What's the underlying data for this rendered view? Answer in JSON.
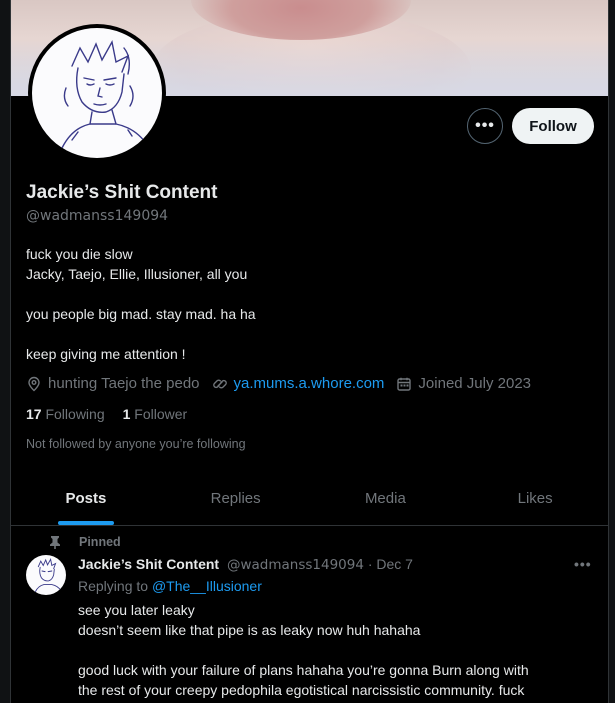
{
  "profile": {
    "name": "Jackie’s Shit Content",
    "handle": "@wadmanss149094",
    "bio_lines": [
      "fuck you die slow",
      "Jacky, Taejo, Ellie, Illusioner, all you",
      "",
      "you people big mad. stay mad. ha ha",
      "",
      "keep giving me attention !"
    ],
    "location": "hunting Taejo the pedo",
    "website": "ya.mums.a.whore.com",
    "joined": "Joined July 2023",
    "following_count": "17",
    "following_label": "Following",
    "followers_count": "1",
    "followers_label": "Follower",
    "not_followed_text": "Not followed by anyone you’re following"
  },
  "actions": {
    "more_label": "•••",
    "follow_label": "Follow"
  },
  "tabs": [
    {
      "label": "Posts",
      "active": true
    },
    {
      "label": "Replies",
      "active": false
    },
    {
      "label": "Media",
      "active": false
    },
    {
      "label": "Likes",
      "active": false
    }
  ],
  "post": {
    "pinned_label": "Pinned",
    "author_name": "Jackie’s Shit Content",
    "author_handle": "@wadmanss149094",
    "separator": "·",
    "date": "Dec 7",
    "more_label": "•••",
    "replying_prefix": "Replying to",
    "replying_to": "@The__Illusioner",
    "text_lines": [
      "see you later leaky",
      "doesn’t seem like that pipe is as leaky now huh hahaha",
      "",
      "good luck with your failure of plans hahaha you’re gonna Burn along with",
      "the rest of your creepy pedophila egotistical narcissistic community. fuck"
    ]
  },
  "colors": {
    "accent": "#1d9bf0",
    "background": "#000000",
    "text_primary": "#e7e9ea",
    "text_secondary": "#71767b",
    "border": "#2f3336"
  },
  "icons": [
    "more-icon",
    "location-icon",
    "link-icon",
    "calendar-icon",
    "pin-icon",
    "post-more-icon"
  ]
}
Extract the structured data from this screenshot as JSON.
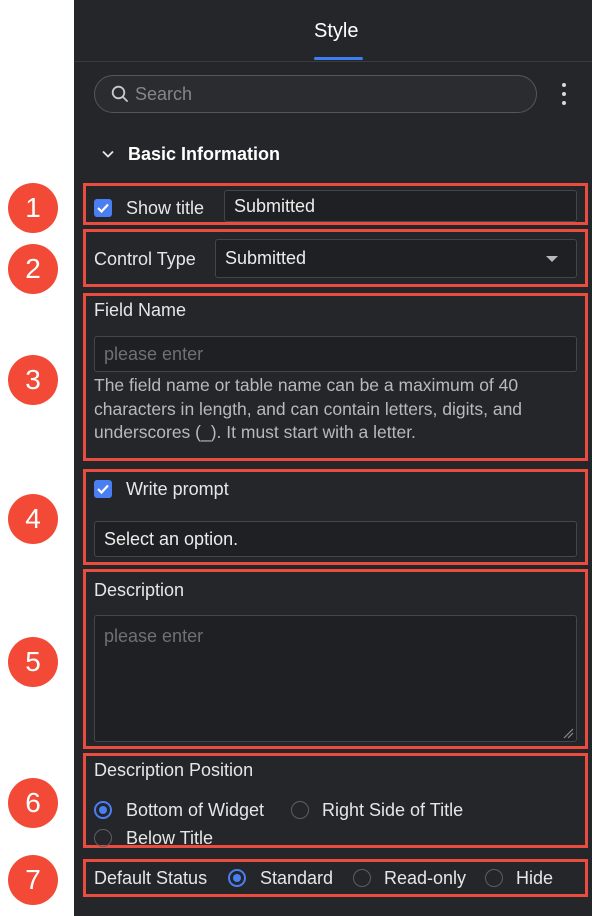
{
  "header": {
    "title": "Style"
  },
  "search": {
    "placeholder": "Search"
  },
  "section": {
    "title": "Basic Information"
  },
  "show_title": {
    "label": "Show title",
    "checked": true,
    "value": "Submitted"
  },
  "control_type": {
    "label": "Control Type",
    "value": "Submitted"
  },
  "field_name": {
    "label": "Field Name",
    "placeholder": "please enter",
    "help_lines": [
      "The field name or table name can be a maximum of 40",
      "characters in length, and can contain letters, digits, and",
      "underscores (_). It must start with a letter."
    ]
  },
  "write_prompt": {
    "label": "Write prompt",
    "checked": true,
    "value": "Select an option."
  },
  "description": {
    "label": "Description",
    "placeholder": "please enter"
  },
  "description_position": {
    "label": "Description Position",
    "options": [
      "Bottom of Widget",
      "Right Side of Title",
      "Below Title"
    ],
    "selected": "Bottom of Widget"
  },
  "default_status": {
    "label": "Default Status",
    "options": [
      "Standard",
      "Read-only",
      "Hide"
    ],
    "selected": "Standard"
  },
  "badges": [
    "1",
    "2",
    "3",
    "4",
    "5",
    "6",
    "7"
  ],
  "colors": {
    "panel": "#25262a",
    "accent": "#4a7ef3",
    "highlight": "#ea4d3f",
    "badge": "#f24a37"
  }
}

WHAT NEEDS TO BE DONE: Repeat the data in full and exactly. Omit pictures.

ANSWER TO THE EXERCISE:
What's the underlying data for this rendered view? Answer in JSON.
{
  "profile": {
    "name": "Jackie’s Shit Content",
    "handle": "@wadmanss149094",
    "bio_lines": [
      "fuck you die slow",
      "Jacky, Taejo, Ellie, Illusioner, all you",
      "",
      "you people big mad. stay mad. ha ha",
      "",
      "keep giving me attention !"
    ],
    "location": "hunting Taejo the pedo",
    "website": "ya.mums.a.whore.com",
    "joined": "Joined July 2023",
    "following_count": "17",
    "following_label": "Following",
    "followers_count": "1",
    "followers_label": "Follower",
    "not_followed_text": "Not followed by anyone you’re following"
  },
  "actions": {
    "more_label": "•••",
    "follow_label": "Follow"
  },
  "tabs": [
    {
      "label": "Posts",
      "active": true
    },
    {
      "label": "Replies",
      "active": false
    },
    {
      "label": "Media",
      "active": false
    },
    {
      "label": "Likes",
      "active": false
    }
  ],
  "post": {
    "pinned_label": "Pinned",
    "author_name": "Jackie’s Shit Content",
    "author_handle": "@wadmanss149094",
    "separator": "·",
    "date": "Dec 7",
    "more_label": "•••",
    "replying_prefix": "Replying to",
    "replying_to": "@The__Illusioner",
    "text_lines": [
      "see you later leaky",
      "doesn’t seem like that pipe is as leaky now huh hahaha",
      "",
      "good luck with your failure of plans hahaha you’re gonna Burn along with",
      "the rest of your creepy pedophila egotistical narcissistic community. fuck"
    ]
  },
  "colors": {
    "accent": "#1d9bf0",
    "background": "#000000",
    "text_primary": "#e7e9ea",
    "text_secondary": "#71767b",
    "border": "#2f3336"
  },
  "icons": [
    "more-icon",
    "location-icon",
    "link-icon",
    "calendar-icon",
    "pin-icon",
    "post-more-icon"
  ]
}
Extract the structured data from this screenshot as JSON.
{
  "header": {
    "title": "Style"
  },
  "search": {
    "placeholder": "Search"
  },
  "section": {
    "title": "Basic Information"
  },
  "show_title": {
    "label": "Show title",
    "checked": true,
    "value": "Submitted"
  },
  "control_type": {
    "label": "Control Type",
    "value": "Submitted"
  },
  "field_name": {
    "label": "Field Name",
    "placeholder": "please enter",
    "help_lines": [
      "The field name or table name can be a maximum of 40",
      "characters in length, and can contain letters, digits, and",
      "underscores (_). It must start with a letter."
    ]
  },
  "write_prompt": {
    "label": "Write prompt",
    "checked": true,
    "value": "Select an option."
  },
  "description": {
    "label": "Description",
    "placeholder": "please enter"
  },
  "description_position": {
    "label": "Description Position",
    "options": [
      "Bottom of Widget",
      "Right Side of Title",
      "Below Title"
    ],
    "selected": "Bottom of Widget"
  },
  "default_status": {
    "label": "Default Status",
    "options": [
      "Standard",
      "Read-only",
      "Hide"
    ],
    "selected": "Standard"
  },
  "badges": [
    "1",
    "2",
    "3",
    "4",
    "5",
    "6",
    "7"
  ],
  "colors": {
    "panel": "#25262a",
    "accent": "#4a7ef3",
    "highlight": "#ea4d3f",
    "badge": "#f24a37"
  }
}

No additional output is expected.